Stored entries:
═══

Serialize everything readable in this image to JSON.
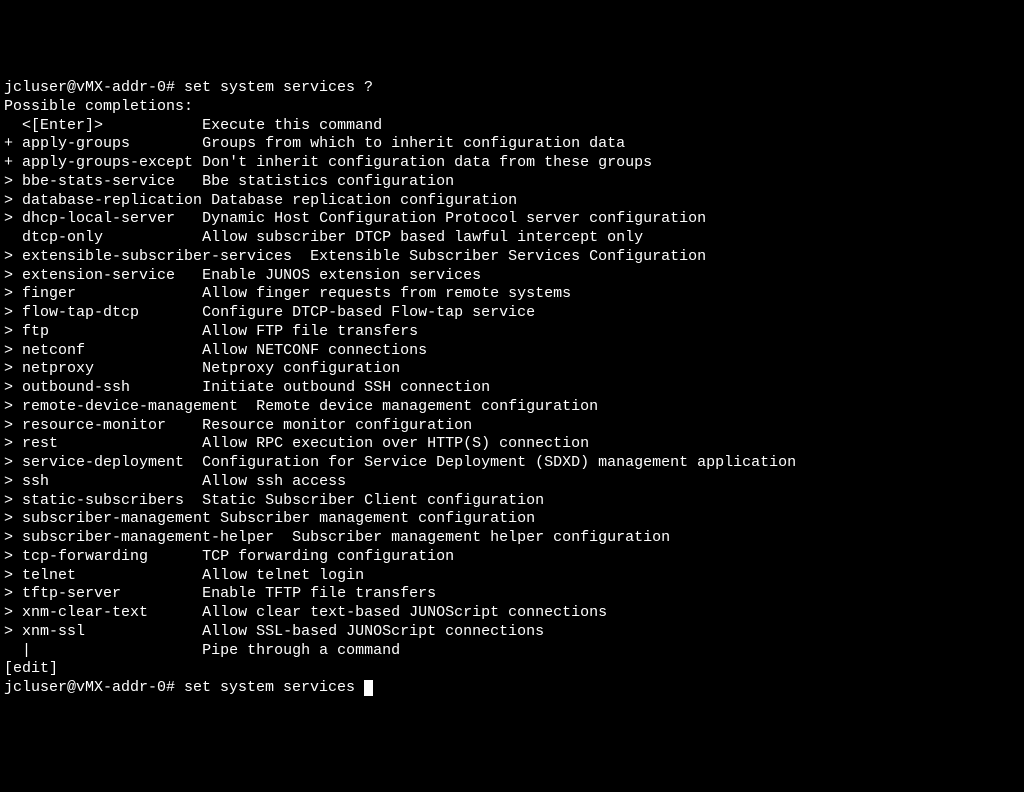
{
  "prompt_user": "jcluser@vMX-addr-0#",
  "prompt_command": "set system services ?",
  "header": "Possible completions:",
  "completions": [
    {
      "marker": " ",
      "cmd": "<[Enter]>",
      "pad": "           ",
      "desc": "Execute this command"
    },
    {
      "marker": "+",
      "cmd": "apply-groups",
      "pad": "        ",
      "desc": "Groups from which to inherit configuration data"
    },
    {
      "marker": "+",
      "cmd": "apply-groups-except",
      "pad": " ",
      "desc": "Don't inherit configuration data from these groups"
    },
    {
      "marker": ">",
      "cmd": "bbe-stats-service",
      "pad": "   ",
      "desc": "Bbe statistics configuration"
    },
    {
      "marker": ">",
      "cmd": "database-replication",
      "pad": " ",
      "desc": "Database replication configuration"
    },
    {
      "marker": ">",
      "cmd": "dhcp-local-server",
      "pad": "   ",
      "desc": "Dynamic Host Configuration Protocol server configuration"
    },
    {
      "marker": " ",
      "cmd": "dtcp-only",
      "pad": "           ",
      "desc": "Allow subscriber DTCP based lawful intercept only"
    },
    {
      "marker": ">",
      "cmd": "extensible-subscriber-services",
      "pad": "  ",
      "desc": "Extensible Subscriber Services Configuration"
    },
    {
      "marker": ">",
      "cmd": "extension-service",
      "pad": "   ",
      "desc": "Enable JUNOS extension services"
    },
    {
      "marker": ">",
      "cmd": "finger",
      "pad": "              ",
      "desc": "Allow finger requests from remote systems"
    },
    {
      "marker": ">",
      "cmd": "flow-tap-dtcp",
      "pad": "       ",
      "desc": "Configure DTCP-based Flow-tap service"
    },
    {
      "marker": ">",
      "cmd": "ftp",
      "pad": "                 ",
      "desc": "Allow FTP file transfers"
    },
    {
      "marker": ">",
      "cmd": "netconf",
      "pad": "             ",
      "desc": "Allow NETCONF connections"
    },
    {
      "marker": ">",
      "cmd": "netproxy",
      "pad": "            ",
      "desc": "Netproxy configuration"
    },
    {
      "marker": ">",
      "cmd": "outbound-ssh",
      "pad": "        ",
      "desc": "Initiate outbound SSH connection"
    },
    {
      "marker": ">",
      "cmd": "remote-device-management",
      "pad": "  ",
      "desc": "Remote device management configuration"
    },
    {
      "marker": ">",
      "cmd": "resource-monitor",
      "pad": "    ",
      "desc": "Resource monitor configuration"
    },
    {
      "marker": ">",
      "cmd": "rest",
      "pad": "                ",
      "desc": "Allow RPC execution over HTTP(S) connection"
    },
    {
      "marker": ">",
      "cmd": "service-deployment",
      "pad": "  ",
      "desc": "Configuration for Service Deployment (SDXD) management application"
    },
    {
      "marker": ">",
      "cmd": "ssh",
      "pad": "                 ",
      "desc": "Allow ssh access"
    },
    {
      "marker": ">",
      "cmd": "static-subscribers",
      "pad": "  ",
      "desc": "Static Subscriber Client configuration"
    },
    {
      "marker": ">",
      "cmd": "subscriber-management",
      "pad": " ",
      "desc": "Subscriber management configuration"
    },
    {
      "marker": ">",
      "cmd": "subscriber-management-helper",
      "pad": "  ",
      "desc": "Subscriber management helper configuration"
    },
    {
      "marker": ">",
      "cmd": "tcp-forwarding",
      "pad": "      ",
      "desc": "TCP forwarding configuration"
    },
    {
      "marker": ">",
      "cmd": "telnet",
      "pad": "              ",
      "desc": "Allow telnet login"
    },
    {
      "marker": ">",
      "cmd": "tftp-server",
      "pad": "         ",
      "desc": "Enable TFTP file transfers"
    },
    {
      "marker": ">",
      "cmd": "xnm-clear-text",
      "pad": "      ",
      "desc": "Allow clear text-based JUNOScript connections"
    },
    {
      "marker": ">",
      "cmd": "xnm-ssl",
      "pad": "             ",
      "desc": "Allow SSL-based JUNOScript connections"
    },
    {
      "marker": " ",
      "cmd": "|",
      "pad": "                   ",
      "desc": "Pipe through a command"
    }
  ],
  "mode": "[edit]",
  "prompt2_user": "jcluser@vMX-addr-0#",
  "prompt2_command": "set system services "
}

═══

#### Set problem:
A faithful copy of the records above is needed, with the pictures left out.

#### The solution:
Serialize everything readable in this image to JSON.
{
  "prompt_user": "jcluser@vMX-addr-0#",
  "prompt_command": "set system services ?",
  "header": "Possible completions:",
  "completions": [
    {
      "marker": " ",
      "cmd": "<[Enter]>",
      "pad": "           ",
      "desc": "Execute this command"
    },
    {
      "marker": "+",
      "cmd": "apply-groups",
      "pad": "        ",
      "desc": "Groups from which to inherit configuration data"
    },
    {
      "marker": "+",
      "cmd": "apply-groups-except",
      "pad": " ",
      "desc": "Don't inherit configuration data from these groups"
    },
    {
      "marker": ">",
      "cmd": "bbe-stats-service",
      "pad": "   ",
      "desc": "Bbe statistics configuration"
    },
    {
      "marker": ">",
      "cmd": "database-replication",
      "pad": " ",
      "desc": "Database replication configuration"
    },
    {
      "marker": ">",
      "cmd": "dhcp-local-server",
      "pad": "   ",
      "desc": "Dynamic Host Configuration Protocol server configuration"
    },
    {
      "marker": " ",
      "cmd": "dtcp-only",
      "pad": "           ",
      "desc": "Allow subscriber DTCP based lawful intercept only"
    },
    {
      "marker": ">",
      "cmd": "extensible-subscriber-services",
      "pad": "  ",
      "desc": "Extensible Subscriber Services Configuration"
    },
    {
      "marker": ">",
      "cmd": "extension-service",
      "pad": "   ",
      "desc": "Enable JUNOS extension services"
    },
    {
      "marker": ">",
      "cmd": "finger",
      "pad": "              ",
      "desc": "Allow finger requests from remote systems"
    },
    {
      "marker": ">",
      "cmd": "flow-tap-dtcp",
      "pad": "       ",
      "desc": "Configure DTCP-based Flow-tap service"
    },
    {
      "marker": ">",
      "cmd": "ftp",
      "pad": "                 ",
      "desc": "Allow FTP file transfers"
    },
    {
      "marker": ">",
      "cmd": "netconf",
      "pad": "             ",
      "desc": "Allow NETCONF connections"
    },
    {
      "marker": ">",
      "cmd": "netproxy",
      "pad": "            ",
      "desc": "Netproxy configuration"
    },
    {
      "marker": ">",
      "cmd": "outbound-ssh",
      "pad": "        ",
      "desc": "Initiate outbound SSH connection"
    },
    {
      "marker": ">",
      "cmd": "remote-device-management",
      "pad": "  ",
      "desc": "Remote device management configuration"
    },
    {
      "marker": ">",
      "cmd": "resource-monitor",
      "pad": "    ",
      "desc": "Resource monitor configuration"
    },
    {
      "marker": ">",
      "cmd": "rest",
      "pad": "                ",
      "desc": "Allow RPC execution over HTTP(S) connection"
    },
    {
      "marker": ">",
      "cmd": "service-deployment",
      "pad": "  ",
      "desc": "Configuration for Service Deployment (SDXD) management application"
    },
    {
      "marker": ">",
      "cmd": "ssh",
      "pad": "                 ",
      "desc": "Allow ssh access"
    },
    {
      "marker": ">",
      "cmd": "static-subscribers",
      "pad": "  ",
      "desc": "Static Subscriber Client configuration"
    },
    {
      "marker": ">",
      "cmd": "subscriber-management",
      "pad": " ",
      "desc": "Subscriber management configuration"
    },
    {
      "marker": ">",
      "cmd": "subscriber-management-helper",
      "pad": "  ",
      "desc": "Subscriber management helper configuration"
    },
    {
      "marker": ">",
      "cmd": "tcp-forwarding",
      "pad": "      ",
      "desc": "TCP forwarding configuration"
    },
    {
      "marker": ">",
      "cmd": "telnet",
      "pad": "              ",
      "desc": "Allow telnet login"
    },
    {
      "marker": ">",
      "cmd": "tftp-server",
      "pad": "         ",
      "desc": "Enable TFTP file transfers"
    },
    {
      "marker": ">",
      "cmd": "xnm-clear-text",
      "pad": "      ",
      "desc": "Allow clear text-based JUNOScript connections"
    },
    {
      "marker": ">",
      "cmd": "xnm-ssl",
      "pad": "             ",
      "desc": "Allow SSL-based JUNOScript connections"
    },
    {
      "marker": " ",
      "cmd": "|",
      "pad": "                   ",
      "desc": "Pipe through a command"
    }
  ],
  "mode": "[edit]",
  "prompt2_user": "jcluser@vMX-addr-0#",
  "prompt2_command": "set system services "
}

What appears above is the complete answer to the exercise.